Identify the line with "Extract all readable text from this page."; copy word for word that line and every one after it, to the end of the listing. Exclude pictures.

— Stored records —

****************************************

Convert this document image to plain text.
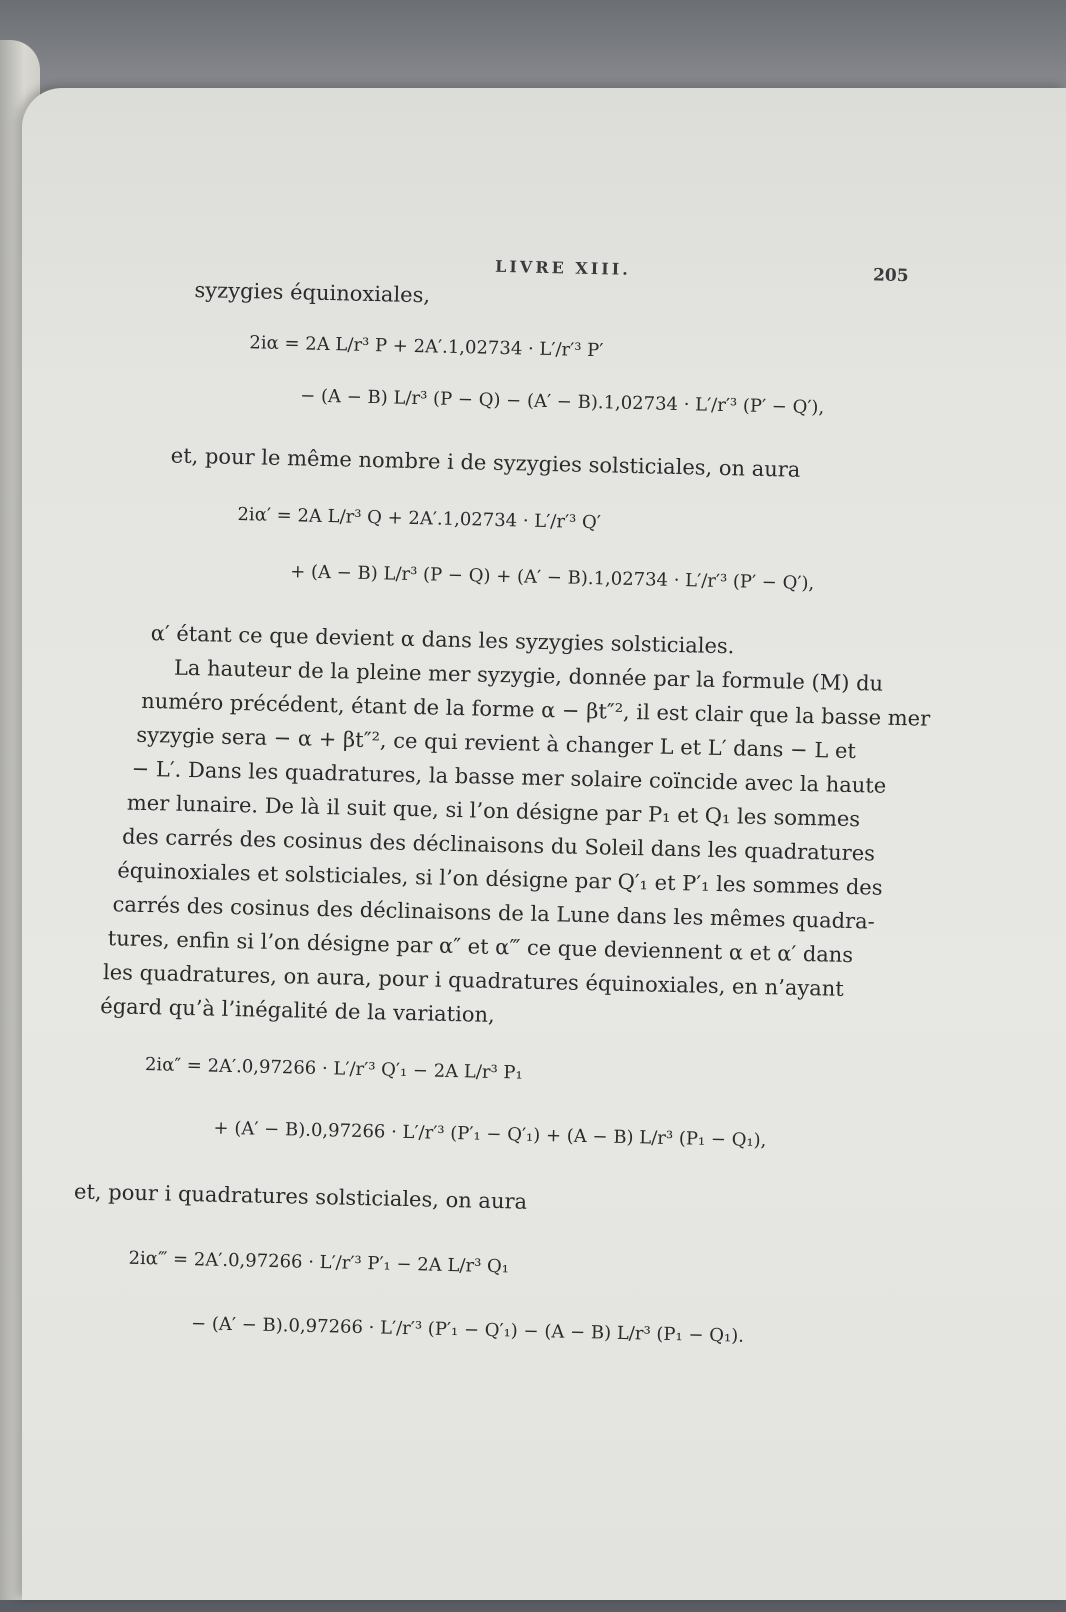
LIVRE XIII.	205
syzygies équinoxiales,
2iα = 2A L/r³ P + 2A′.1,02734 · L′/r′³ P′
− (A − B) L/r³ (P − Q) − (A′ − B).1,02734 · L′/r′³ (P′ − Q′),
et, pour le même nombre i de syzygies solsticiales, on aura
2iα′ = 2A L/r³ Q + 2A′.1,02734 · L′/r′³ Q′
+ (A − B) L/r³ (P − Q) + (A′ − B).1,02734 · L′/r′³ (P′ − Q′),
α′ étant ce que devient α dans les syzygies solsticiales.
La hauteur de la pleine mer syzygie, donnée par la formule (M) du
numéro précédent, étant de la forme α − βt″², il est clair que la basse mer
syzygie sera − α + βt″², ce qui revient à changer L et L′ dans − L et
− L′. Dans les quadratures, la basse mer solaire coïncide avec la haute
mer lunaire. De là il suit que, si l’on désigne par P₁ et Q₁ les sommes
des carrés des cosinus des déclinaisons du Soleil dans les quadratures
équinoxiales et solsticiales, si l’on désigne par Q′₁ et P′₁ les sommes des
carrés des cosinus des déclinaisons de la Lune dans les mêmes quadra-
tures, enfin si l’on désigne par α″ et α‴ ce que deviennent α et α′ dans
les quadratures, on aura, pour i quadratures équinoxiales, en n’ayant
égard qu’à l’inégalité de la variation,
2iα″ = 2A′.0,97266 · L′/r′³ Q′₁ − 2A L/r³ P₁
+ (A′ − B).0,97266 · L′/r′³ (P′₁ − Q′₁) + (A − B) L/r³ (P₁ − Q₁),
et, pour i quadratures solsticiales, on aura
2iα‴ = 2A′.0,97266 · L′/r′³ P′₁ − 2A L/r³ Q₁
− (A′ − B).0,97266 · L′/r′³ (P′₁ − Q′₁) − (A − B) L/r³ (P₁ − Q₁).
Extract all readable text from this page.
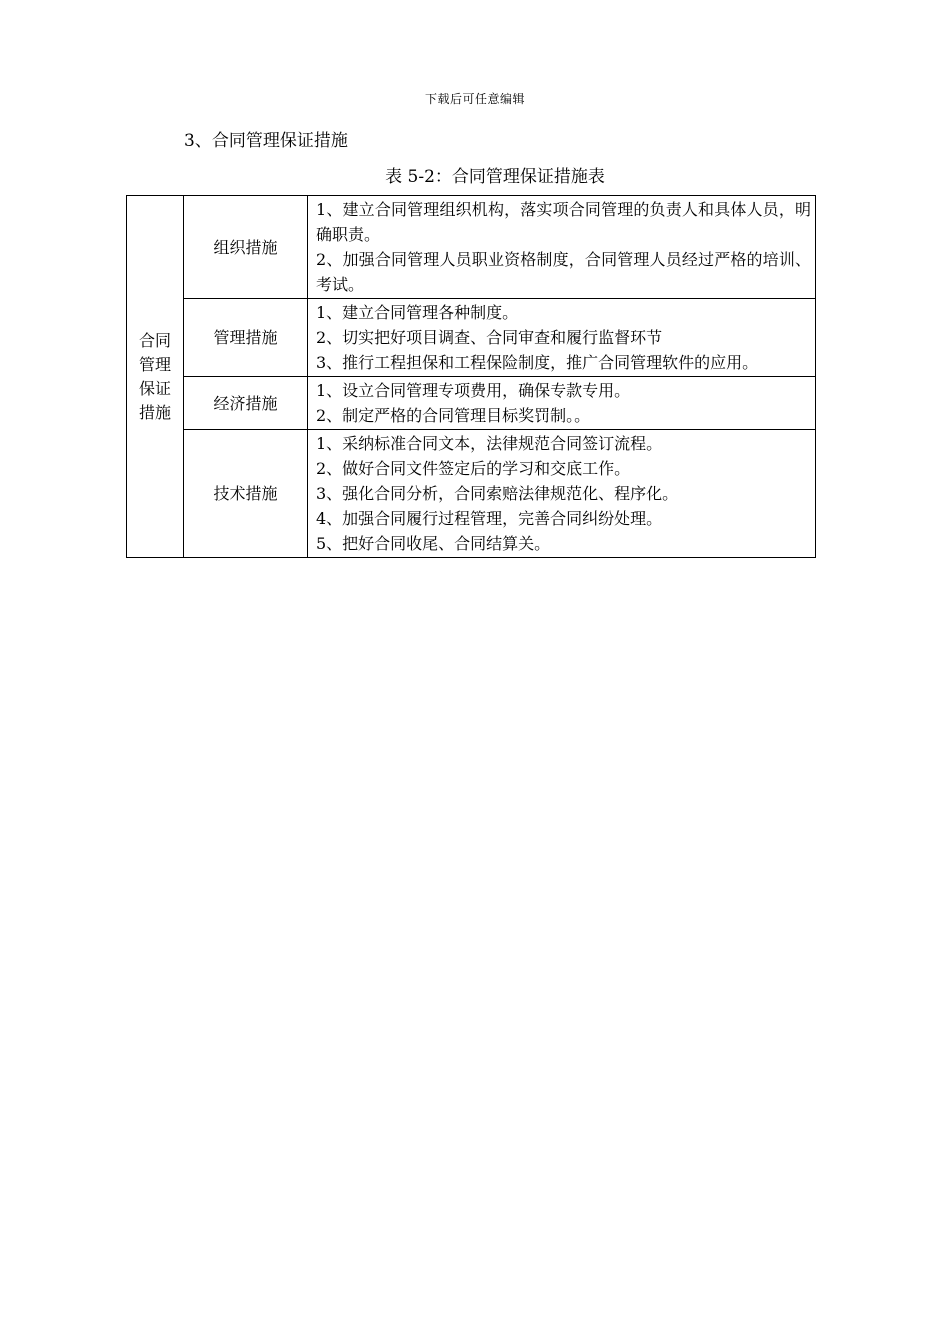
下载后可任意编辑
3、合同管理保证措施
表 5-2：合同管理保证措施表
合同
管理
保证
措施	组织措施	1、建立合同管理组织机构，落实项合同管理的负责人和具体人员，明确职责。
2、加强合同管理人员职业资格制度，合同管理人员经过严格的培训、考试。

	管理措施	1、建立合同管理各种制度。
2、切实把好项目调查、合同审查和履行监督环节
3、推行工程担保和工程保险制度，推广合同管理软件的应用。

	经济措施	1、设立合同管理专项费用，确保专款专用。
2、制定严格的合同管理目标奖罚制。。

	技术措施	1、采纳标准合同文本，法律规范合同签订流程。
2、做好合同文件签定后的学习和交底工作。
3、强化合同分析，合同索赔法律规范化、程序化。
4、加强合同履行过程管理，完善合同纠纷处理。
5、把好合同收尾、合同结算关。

****************************************

— Solution for this problem —
Extract all readable text from this page.
下载后可任意编辑
3、合同管理保证措施
表 5-2：合同管理保证措施表
合同
管理
保证
措施	组织措施	1、建立合同管理组织机构，落实项合同管理的负责人和具体人员，明确职责。
2、加强合同管理人员职业资格制度，合同管理人员经过严格的培训、考试。

	管理措施	1、建立合同管理各种制度。
2、切实把好项目调查、合同审查和履行监督环节
3、推行工程担保和工程保险制度，推广合同管理软件的应用。

	经济措施	1、设立合同管理专项费用，确保专款专用。
2、制定严格的合同管理目标奖罚制。。

	技术措施	1、采纳标准合同文本，法律规范合同签订流程。
2、做好合同文件签定后的学习和交底工作。
3、强化合同分析，合同索赔法律规范化、程序化。
4、加强合同履行过程管理，完善合同纠纷处理。
5、把好合同收尾、合同结算关。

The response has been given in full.